Work to complete =>
1. From the textacy changelog, reproduce word for word the part that opens with the words containing "- New features" and closes with "user side :)".
2. According to the textacy changelog, which two dependencies did version 0.2.5 add to the requirements and setup files?

Document excerpt =>
_ _ _ _ _ _ _
Textacy

Latest version: v0.13.0

Safety actively analyzes 693883 Python packages for vulnerabilities to keep your Python projects secure.

Page 5 of 6

0.2.5

Fixed:

- Added (missing) `pyemd` and `python-levenshtein` dependencies to requirements
and setup files
- Fixed bug in `data.load_depechemood()` arising from the Py2 `csv` module's
inability to take unicode as input (thanks to robclewley, issue 25)

0.2.4

New and Changed:

- New features for `TextDoc` and `TextCorpus` classes
- added `.save()` methods and `.load()` classmethods, which allows for fast
serialization of parsed documents/corpora and associated metadata to/from
disk --- with an important caveat: if `spacy.Vocab` object used to serialize
and deserialize is not the same, there will be problems, making this format
useful as short-term but not long-term storage
- `TextCorpus` may now be instantiated with an already-loaded spaCy pipeline,
which may or may not have all models loaded; it can still be instantiated
using a language code string ('en', 'de') to load a spaCy pipeline that
includes all models by default
- `TextDoc` methods wrapping `extract` and `keyterms` functions now have full
documentation rather than forwarding users to the wrapped functions themselves;
more irritating on the dev side, but much less irritating on the user side :)
_ _ _ _ _ _ _
Supplied records =>
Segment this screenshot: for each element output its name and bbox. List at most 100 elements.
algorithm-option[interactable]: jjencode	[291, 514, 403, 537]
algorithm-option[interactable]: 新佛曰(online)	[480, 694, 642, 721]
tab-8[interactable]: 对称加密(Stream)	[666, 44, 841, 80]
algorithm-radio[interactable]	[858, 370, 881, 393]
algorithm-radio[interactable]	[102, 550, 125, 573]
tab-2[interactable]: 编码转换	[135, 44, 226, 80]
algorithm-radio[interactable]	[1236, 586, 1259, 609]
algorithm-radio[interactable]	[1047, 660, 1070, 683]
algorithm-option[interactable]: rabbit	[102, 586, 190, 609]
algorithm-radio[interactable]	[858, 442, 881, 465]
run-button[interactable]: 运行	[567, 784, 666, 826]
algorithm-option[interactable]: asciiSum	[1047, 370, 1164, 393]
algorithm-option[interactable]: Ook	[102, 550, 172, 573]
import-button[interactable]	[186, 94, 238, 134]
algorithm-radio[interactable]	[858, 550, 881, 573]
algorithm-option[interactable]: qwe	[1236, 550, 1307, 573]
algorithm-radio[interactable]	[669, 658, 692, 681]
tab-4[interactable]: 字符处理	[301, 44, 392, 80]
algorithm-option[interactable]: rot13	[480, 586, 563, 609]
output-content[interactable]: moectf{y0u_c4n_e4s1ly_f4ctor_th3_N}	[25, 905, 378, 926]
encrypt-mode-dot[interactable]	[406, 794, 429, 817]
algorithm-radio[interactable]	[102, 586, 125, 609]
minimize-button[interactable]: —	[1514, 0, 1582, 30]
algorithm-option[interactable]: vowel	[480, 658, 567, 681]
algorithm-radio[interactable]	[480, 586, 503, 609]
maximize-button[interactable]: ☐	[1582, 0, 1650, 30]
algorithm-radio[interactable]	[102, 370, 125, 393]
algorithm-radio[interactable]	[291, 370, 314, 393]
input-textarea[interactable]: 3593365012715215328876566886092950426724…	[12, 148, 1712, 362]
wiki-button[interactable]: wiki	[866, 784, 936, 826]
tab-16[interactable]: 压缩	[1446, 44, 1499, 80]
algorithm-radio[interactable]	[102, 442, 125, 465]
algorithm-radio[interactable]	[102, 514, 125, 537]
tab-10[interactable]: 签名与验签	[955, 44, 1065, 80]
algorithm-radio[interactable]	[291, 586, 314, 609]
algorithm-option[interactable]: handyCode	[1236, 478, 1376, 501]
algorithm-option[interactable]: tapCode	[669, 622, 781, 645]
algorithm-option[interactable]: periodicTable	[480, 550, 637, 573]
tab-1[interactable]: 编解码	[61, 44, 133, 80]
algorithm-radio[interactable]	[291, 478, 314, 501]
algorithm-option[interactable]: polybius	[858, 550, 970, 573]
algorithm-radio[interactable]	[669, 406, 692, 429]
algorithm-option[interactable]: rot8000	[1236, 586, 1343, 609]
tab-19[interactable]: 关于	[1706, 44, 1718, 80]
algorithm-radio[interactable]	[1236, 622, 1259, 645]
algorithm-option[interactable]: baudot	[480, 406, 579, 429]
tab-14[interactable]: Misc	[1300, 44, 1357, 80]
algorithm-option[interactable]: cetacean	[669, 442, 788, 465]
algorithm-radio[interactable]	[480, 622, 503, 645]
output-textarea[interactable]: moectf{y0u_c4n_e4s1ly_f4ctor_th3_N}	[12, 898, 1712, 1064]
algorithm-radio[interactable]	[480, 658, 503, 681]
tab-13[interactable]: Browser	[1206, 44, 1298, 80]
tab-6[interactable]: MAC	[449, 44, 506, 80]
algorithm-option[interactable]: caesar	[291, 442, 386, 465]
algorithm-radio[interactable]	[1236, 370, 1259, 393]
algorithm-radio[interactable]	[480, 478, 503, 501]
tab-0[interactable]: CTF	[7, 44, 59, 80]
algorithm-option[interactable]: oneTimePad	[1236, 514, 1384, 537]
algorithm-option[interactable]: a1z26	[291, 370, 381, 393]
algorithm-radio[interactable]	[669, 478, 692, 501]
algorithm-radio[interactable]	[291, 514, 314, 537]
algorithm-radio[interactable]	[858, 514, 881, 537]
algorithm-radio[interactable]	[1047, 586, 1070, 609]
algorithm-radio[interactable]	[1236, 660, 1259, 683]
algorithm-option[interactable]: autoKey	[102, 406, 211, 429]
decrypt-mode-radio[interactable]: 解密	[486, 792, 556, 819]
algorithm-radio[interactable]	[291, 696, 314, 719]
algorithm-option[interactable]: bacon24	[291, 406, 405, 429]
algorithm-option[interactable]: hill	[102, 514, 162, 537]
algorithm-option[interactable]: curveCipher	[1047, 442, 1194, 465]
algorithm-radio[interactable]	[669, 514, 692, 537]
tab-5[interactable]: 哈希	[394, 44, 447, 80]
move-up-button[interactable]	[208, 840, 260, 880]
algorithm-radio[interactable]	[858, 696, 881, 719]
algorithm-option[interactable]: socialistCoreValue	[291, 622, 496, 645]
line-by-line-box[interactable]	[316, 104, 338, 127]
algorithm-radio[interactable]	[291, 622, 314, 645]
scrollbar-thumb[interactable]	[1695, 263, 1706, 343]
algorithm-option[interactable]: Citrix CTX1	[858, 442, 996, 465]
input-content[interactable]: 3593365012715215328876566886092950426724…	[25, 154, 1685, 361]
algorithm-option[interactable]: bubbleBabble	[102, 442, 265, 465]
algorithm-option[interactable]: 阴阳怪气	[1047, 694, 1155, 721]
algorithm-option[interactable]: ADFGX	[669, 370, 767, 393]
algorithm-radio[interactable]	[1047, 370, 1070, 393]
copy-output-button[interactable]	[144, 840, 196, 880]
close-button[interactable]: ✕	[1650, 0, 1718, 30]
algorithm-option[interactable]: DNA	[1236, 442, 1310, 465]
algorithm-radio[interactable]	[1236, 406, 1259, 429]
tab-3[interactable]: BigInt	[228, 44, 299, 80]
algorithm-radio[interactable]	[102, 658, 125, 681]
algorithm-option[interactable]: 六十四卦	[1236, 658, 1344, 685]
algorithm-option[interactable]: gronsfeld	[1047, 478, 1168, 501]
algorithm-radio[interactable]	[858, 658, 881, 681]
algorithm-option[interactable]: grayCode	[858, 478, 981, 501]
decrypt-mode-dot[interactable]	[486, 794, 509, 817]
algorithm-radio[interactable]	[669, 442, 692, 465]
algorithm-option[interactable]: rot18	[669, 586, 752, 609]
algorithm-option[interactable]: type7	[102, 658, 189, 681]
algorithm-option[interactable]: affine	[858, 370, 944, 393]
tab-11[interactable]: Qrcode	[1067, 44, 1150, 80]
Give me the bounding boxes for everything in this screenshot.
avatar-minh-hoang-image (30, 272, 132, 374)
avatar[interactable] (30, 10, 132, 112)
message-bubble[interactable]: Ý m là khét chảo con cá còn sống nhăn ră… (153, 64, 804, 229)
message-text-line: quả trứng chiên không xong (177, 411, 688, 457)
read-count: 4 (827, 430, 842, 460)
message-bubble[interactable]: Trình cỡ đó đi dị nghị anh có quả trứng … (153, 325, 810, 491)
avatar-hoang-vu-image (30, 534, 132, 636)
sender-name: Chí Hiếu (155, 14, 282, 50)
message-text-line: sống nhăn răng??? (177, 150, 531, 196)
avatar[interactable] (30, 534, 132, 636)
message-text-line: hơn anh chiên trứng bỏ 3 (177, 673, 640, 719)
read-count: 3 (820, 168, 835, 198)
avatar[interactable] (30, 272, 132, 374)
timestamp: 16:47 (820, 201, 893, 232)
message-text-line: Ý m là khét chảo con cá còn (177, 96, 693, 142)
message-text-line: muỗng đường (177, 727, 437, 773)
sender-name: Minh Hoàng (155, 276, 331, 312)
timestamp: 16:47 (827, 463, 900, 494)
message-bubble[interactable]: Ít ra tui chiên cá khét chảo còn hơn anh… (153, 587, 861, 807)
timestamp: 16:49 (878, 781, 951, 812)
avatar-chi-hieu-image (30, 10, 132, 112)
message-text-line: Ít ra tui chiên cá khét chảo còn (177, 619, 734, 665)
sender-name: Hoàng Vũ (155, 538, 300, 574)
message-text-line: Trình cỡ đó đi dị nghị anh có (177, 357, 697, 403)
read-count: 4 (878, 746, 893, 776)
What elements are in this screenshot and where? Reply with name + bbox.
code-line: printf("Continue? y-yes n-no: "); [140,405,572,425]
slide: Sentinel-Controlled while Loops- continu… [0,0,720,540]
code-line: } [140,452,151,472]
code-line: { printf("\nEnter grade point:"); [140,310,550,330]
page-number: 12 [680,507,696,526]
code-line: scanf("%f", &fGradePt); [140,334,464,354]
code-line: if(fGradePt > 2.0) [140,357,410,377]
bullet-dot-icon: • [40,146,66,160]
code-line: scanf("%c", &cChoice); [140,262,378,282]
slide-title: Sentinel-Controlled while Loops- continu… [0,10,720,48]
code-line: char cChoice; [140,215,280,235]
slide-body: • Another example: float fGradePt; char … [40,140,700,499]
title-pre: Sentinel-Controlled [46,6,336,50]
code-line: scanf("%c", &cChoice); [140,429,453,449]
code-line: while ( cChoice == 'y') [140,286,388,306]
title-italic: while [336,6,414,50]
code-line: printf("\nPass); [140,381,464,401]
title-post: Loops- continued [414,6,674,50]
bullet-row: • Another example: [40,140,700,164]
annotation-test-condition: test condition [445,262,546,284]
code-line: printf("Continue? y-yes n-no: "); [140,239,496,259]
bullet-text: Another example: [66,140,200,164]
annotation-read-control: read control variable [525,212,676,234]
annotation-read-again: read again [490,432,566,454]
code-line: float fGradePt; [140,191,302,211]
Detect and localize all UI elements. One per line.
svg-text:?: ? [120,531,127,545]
_ _ _ _ _ _ _
Answers to each task =>
1.
- New features for `TextDoc` and `TextCorpus` classes
- added `.save()` methods and `.load()` classmethods, which allows for fast
serialization of parsed documents/corpora and associated metadata to/from
disk --- with an important caveat: if `spacy.Vocab` object used to serialize
and deserialize is not the same, there will be problems, making this format
useful as short-term but not long-term storage
- `TextCorpus` may now be instantiated with an already-loaded spaCy pipeline,
which may or may not have all models loaded; it can still be instantiated
using a language code string ('en', 'de') to load a spaCy pipeline that
includes all models by default
- `TextDoc` methods wrapping `extract` and `keyterms` functions now have full
documentation rather than forwarding users to the wrapped functions themselves;
more irritating on the dev side, but much less irritating on the user side :)

2. `pyemd` and `python-levenshtein`